[WRITTEN TASK]: List all lines of the data that include the string "سننظر".

— START LISTED ENTRIES —

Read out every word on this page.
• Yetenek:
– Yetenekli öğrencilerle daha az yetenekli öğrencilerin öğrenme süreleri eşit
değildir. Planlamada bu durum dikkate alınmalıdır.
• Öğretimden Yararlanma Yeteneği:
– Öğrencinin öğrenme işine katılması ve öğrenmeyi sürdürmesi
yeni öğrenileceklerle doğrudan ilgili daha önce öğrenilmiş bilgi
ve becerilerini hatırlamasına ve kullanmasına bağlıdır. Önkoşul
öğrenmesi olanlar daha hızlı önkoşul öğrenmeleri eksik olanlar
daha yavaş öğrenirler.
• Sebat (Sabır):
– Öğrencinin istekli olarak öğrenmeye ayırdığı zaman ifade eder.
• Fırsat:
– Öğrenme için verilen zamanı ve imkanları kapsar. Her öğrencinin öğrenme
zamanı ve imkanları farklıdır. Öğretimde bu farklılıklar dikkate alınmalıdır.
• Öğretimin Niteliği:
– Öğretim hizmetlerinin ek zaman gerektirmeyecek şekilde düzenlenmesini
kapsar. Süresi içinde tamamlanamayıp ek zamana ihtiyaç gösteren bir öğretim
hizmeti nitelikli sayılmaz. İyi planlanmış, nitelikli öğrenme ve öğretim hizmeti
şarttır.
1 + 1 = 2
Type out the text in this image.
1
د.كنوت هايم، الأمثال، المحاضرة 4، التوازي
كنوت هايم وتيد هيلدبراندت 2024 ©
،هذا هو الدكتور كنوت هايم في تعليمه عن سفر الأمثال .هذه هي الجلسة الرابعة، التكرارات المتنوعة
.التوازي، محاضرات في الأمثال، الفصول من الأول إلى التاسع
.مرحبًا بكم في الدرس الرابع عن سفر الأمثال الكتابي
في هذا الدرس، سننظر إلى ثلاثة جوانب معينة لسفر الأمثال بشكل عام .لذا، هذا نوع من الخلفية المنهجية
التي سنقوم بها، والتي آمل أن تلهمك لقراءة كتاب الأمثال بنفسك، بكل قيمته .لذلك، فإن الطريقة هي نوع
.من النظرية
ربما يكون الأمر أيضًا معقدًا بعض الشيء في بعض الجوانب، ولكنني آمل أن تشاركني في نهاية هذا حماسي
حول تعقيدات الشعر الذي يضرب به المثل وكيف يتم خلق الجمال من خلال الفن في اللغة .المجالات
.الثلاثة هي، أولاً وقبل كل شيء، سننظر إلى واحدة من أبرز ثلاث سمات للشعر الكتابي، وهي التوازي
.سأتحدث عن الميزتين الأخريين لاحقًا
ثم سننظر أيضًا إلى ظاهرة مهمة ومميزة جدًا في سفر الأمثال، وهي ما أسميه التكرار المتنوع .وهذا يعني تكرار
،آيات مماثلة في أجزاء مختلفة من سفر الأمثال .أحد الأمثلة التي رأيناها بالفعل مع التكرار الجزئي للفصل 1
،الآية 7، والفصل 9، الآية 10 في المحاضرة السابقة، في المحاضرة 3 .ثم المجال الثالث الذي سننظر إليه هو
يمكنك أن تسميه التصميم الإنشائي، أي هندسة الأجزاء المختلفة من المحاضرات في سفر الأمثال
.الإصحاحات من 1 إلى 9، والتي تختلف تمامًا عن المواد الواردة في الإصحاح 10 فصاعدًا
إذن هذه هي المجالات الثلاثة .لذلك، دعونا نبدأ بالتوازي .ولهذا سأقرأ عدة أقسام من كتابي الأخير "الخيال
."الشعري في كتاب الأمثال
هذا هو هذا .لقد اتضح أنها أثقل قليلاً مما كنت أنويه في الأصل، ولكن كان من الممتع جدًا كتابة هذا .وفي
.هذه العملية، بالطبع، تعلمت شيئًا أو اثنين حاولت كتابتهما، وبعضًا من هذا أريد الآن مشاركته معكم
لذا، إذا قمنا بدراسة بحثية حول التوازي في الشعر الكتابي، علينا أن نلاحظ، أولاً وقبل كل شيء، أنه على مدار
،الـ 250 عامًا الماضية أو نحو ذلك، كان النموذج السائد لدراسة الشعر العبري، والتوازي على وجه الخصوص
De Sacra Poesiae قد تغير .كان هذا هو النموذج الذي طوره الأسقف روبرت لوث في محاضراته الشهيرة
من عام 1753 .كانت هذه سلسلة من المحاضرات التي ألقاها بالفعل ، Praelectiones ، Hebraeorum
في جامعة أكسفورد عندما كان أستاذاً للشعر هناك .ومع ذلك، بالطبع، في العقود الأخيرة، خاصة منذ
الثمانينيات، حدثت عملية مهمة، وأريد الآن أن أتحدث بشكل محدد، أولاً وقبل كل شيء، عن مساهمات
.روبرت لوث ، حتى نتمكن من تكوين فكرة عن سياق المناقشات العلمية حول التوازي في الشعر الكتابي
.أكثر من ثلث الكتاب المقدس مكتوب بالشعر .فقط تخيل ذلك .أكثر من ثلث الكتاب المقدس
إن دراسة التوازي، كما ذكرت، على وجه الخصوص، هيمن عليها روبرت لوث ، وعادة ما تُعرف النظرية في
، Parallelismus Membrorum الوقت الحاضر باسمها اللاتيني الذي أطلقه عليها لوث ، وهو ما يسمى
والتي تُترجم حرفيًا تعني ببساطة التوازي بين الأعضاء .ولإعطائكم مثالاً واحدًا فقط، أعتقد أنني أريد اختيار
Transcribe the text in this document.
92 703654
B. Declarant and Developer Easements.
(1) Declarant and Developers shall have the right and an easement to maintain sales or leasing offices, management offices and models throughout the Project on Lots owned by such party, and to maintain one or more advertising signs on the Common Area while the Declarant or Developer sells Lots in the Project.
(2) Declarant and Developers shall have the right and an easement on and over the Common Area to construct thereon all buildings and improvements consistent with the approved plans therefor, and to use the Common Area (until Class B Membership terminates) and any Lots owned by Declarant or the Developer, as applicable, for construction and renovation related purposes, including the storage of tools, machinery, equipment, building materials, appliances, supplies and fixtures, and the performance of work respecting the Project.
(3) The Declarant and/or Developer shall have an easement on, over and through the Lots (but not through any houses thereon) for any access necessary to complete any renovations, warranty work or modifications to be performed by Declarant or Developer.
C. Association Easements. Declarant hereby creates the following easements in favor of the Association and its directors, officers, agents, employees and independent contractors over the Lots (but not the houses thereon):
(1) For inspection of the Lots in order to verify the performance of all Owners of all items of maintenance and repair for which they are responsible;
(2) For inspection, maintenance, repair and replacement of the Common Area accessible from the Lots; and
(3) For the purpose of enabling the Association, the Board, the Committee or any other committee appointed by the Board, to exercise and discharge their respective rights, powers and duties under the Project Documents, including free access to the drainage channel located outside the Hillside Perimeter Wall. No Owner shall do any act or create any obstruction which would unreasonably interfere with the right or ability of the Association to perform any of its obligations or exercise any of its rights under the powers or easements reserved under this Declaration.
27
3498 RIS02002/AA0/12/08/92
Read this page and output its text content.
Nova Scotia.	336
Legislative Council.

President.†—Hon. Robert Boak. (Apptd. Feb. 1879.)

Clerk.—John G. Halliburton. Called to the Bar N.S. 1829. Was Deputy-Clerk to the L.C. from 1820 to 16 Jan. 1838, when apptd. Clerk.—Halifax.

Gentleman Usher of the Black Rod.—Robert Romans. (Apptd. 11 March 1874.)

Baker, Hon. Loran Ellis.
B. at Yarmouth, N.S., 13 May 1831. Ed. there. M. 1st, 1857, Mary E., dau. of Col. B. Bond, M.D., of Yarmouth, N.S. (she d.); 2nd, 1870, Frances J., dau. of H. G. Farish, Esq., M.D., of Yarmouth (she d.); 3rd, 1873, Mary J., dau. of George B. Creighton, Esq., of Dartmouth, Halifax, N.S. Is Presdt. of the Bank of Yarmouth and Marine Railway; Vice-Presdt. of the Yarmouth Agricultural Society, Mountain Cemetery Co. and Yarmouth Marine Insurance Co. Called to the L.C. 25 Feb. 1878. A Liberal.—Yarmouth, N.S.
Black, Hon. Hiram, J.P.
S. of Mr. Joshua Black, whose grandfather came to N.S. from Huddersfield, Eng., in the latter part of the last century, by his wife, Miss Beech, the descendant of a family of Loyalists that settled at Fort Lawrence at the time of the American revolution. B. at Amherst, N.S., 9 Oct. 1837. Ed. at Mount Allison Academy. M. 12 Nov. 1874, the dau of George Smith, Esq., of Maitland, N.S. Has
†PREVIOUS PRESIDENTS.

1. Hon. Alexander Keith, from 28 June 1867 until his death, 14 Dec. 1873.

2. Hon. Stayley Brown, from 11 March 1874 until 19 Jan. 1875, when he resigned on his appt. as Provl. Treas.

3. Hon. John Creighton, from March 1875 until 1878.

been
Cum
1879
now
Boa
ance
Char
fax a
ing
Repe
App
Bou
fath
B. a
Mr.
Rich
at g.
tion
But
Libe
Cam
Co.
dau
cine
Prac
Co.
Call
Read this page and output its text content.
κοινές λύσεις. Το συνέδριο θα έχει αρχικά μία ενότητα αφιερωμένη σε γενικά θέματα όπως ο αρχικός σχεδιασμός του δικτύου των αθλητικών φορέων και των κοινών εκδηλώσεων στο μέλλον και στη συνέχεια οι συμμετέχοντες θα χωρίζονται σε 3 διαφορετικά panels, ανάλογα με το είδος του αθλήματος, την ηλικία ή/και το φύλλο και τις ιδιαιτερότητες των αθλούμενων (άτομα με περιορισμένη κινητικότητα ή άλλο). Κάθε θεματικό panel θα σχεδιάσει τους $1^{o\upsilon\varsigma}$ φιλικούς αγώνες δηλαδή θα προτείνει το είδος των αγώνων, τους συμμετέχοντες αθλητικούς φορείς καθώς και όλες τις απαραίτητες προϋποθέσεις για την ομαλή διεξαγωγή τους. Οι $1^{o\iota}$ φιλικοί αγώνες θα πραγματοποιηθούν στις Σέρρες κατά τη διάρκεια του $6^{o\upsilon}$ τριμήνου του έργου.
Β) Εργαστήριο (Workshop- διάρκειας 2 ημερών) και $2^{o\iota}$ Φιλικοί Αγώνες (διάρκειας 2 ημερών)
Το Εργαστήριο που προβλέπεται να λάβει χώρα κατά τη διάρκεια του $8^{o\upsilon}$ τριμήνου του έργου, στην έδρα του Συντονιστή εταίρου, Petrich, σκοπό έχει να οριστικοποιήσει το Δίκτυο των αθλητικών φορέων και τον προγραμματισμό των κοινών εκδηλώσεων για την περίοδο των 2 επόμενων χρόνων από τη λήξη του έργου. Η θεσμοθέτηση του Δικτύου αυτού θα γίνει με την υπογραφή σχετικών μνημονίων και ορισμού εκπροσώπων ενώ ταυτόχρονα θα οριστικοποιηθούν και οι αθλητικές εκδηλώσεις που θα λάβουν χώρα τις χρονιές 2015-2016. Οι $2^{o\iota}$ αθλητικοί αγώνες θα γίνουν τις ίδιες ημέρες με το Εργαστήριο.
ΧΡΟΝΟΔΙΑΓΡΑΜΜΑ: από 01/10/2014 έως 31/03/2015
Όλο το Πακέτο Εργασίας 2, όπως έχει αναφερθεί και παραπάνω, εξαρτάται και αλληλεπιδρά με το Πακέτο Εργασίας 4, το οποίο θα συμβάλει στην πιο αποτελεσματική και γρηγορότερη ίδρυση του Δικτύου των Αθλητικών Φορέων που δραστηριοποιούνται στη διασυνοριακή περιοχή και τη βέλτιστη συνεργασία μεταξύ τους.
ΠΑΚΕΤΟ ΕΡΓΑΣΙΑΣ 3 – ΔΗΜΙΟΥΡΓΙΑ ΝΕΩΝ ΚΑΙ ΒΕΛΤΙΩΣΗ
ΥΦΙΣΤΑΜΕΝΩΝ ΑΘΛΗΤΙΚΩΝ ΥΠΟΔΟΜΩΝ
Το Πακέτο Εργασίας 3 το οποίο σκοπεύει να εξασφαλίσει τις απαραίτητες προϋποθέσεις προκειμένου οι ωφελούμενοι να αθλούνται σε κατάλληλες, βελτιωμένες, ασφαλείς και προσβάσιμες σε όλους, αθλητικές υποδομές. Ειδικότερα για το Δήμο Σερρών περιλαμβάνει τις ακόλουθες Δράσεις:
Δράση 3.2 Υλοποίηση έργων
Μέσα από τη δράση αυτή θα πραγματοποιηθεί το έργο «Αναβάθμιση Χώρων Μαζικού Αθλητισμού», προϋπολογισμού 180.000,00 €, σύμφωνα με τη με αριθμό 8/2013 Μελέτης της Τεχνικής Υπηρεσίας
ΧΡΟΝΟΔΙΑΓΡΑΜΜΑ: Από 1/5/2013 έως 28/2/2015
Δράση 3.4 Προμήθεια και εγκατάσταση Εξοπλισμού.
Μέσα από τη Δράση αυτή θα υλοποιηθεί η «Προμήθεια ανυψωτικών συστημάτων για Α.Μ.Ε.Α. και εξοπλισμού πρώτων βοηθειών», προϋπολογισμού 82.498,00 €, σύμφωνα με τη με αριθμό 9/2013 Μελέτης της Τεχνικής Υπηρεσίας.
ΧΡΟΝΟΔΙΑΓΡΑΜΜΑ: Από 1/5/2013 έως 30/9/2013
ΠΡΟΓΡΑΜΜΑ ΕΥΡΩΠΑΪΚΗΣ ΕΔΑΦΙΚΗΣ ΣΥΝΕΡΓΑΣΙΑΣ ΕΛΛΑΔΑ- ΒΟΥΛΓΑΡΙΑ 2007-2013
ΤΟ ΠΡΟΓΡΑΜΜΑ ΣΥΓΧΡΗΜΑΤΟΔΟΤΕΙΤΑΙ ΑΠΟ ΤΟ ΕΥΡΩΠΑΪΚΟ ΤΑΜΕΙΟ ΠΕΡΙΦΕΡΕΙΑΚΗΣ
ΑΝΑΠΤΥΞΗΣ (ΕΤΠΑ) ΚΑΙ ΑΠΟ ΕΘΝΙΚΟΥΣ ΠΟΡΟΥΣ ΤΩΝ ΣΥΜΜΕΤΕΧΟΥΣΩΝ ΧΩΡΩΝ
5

— END LISTED ENTRIES —

[THE RESPONSE]:
في هذا الدرس، سننظر إلى ثلاثة جوانب معينة لسفر الأمثال بشكل عام .لذا، هذا نوع من الخلفية المنهجية
.الثلاثة هي، أولاً وقبل كل شيء، سننظر إلى واحدة من أبرز ثلاث سمات للشعر الكتابي، وهي التوازي
ثم سننظر أيضًا إلى ظاهرة مهمة ومميزة جدًا في سفر الأمثال، وهي ما أسميه التكرار المتنوع .وهذا يعني تكرار
،الآية 7، والفصل 9، الآية 10 في المحاضرة السابقة، في المحاضرة 3 .ثم المجال الثالث الذي سننظر إليه هو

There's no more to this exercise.